WHAT THE TASK REQUIRES = Retype each line of the material exactly, please, skipping any picture in it.

(Data items)

___

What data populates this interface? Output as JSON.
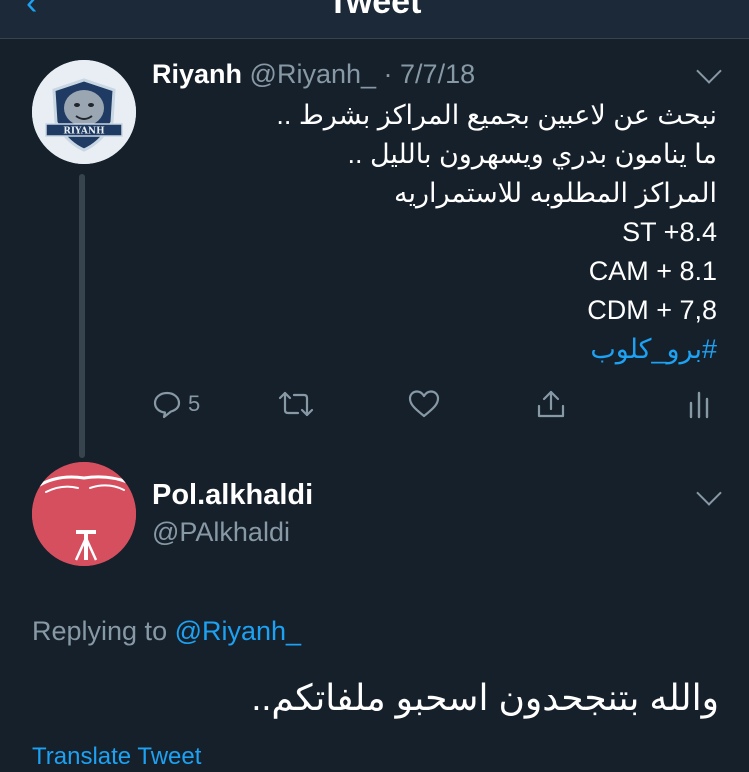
{
  "header": {
    "title": "Tweet",
    "back_glyph": "‹"
  },
  "tweet": {
    "author_name": "Riyanh",
    "author_handle": "@Riyanh_",
    "separator": " · ",
    "date": "7/7/18",
    "avatar_icon": "riyanh-logo",
    "avatar_label": "RIYANH",
    "lines": [
      "نبحث عن لاعبين بجميع المراكز بشرط ..",
      "ما ينامون بدري ويسهرون بالليل ..",
      "المراكز المطلوبه للاستمراريه"
    ],
    "stats": [
      "ST +8.4",
      "CAM + 8.1",
      "CDM + 7,8"
    ],
    "hashtag": "#برو_كلوب",
    "actions": {
      "reply_count": "5",
      "reply_icon": "reply-icon",
      "retweet_icon": "retweet-icon",
      "like_icon": "like-icon",
      "share_icon": "share-icon",
      "analytics_icon": "analytics-icon"
    }
  },
  "reply": {
    "author_name": "Pol.alkhaldi",
    "author_handle": "@PAlkhaldi",
    "avatar_icon": "flag-avatar",
    "replying_prefix": "Replying to ",
    "replying_mention": "@Riyanh_",
    "text": "والله بتنجحدون اسحبو ملفاتكم..",
    "translate_label": "Translate Tweet"
  },
  "colors": {
    "background": "#15202b",
    "accent": "#1da1f2",
    "muted": "#8899a6",
    "divider": "#38444d"
  }
}
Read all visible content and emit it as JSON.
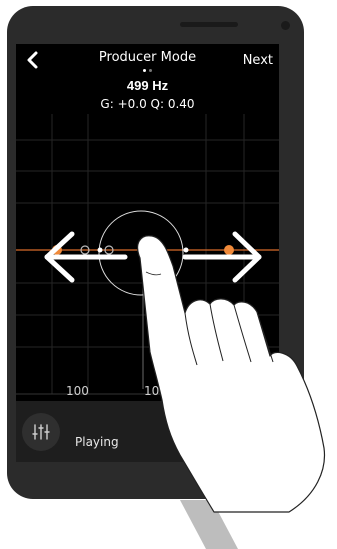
{
  "header": {
    "title": "Producer Mode",
    "next_label": "Next",
    "page_count": 2,
    "current_page": 1
  },
  "readout": {
    "frequency": "499 Hz",
    "params": "G: +0.0  Q: 0.40"
  },
  "graph": {
    "axis_labels": [
      "100",
      "10"
    ]
  },
  "bottom_bar": {
    "status": "Playing"
  },
  "colors": {
    "accent": "#f08a3a",
    "screen_bg": "#000000",
    "phone_body": "#2b2b2b",
    "text": "#ffffff"
  },
  "icons": {
    "back": "chevron-left-icon",
    "equalizer": "sliders-icon",
    "swipe_left": "arrow-left-icon",
    "swipe_right": "arrow-right-icon"
  }
}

___

SOLVED EXERCISE =
What data populates this interface? Output as JSON.
{
  "header": {
    "title": "Tweet",
    "back_glyph": "‹"
  },
  "tweet": {
    "author_name": "Riyanh",
    "author_handle": "@Riyanh_",
    "separator": " · ",
    "date": "7/7/18",
    "avatar_icon": "riyanh-logo",
    "avatar_label": "RIYANH",
    "lines": [
      "نبحث عن لاعبين بجميع المراكز بشرط ..",
      "ما ينامون بدري ويسهرون بالليل ..",
      "المراكز المطلوبه للاستمراريه"
    ],
    "stats": [
      "ST +8.4",
      "CAM + 8.1",
      "CDM + 7,8"
    ],
    "hashtag": "#برو_كلوب",
    "actions": {
      "reply_count": "5",
      "reply_icon": "reply-icon",
      "retweet_icon": "retweet-icon",
      "like_icon": "like-icon",
      "share_icon": "share-icon",
      "analytics_icon": "analytics-icon"
    }
  },
  "reply": {
    "author_name": "Pol.alkhaldi",
    "author_handle": "@PAlkhaldi",
    "avatar_icon": "flag-avatar",
    "replying_prefix": "Replying to ",
    "replying_mention": "@Riyanh_",
    "text": "والله بتنجحدون اسحبو ملفاتكم..",
    "translate_label": "Translate Tweet"
  },
  "colors": {
    "background": "#15202b",
    "accent": "#1da1f2",
    "muted": "#8899a6",
    "divider": "#38444d"
  }
}
Read all visible content and emit it as JSON.
{
  "header": {
    "title": "Producer Mode",
    "next_label": "Next",
    "page_count": 2,
    "current_page": 1
  },
  "readout": {
    "frequency": "499 Hz",
    "params": "G: +0.0  Q: 0.40"
  },
  "graph": {
    "axis_labels": [
      "100",
      "10"
    ]
  },
  "bottom_bar": {
    "status": "Playing"
  },
  "colors": {
    "accent": "#f08a3a",
    "screen_bg": "#000000",
    "phone_body": "#2b2b2b",
    "text": "#ffffff"
  },
  "icons": {
    "back": "chevron-left-icon",
    "equalizer": "sliders-icon",
    "swipe_left": "arrow-left-icon",
    "swipe_right": "arrow-right-icon"
  }
}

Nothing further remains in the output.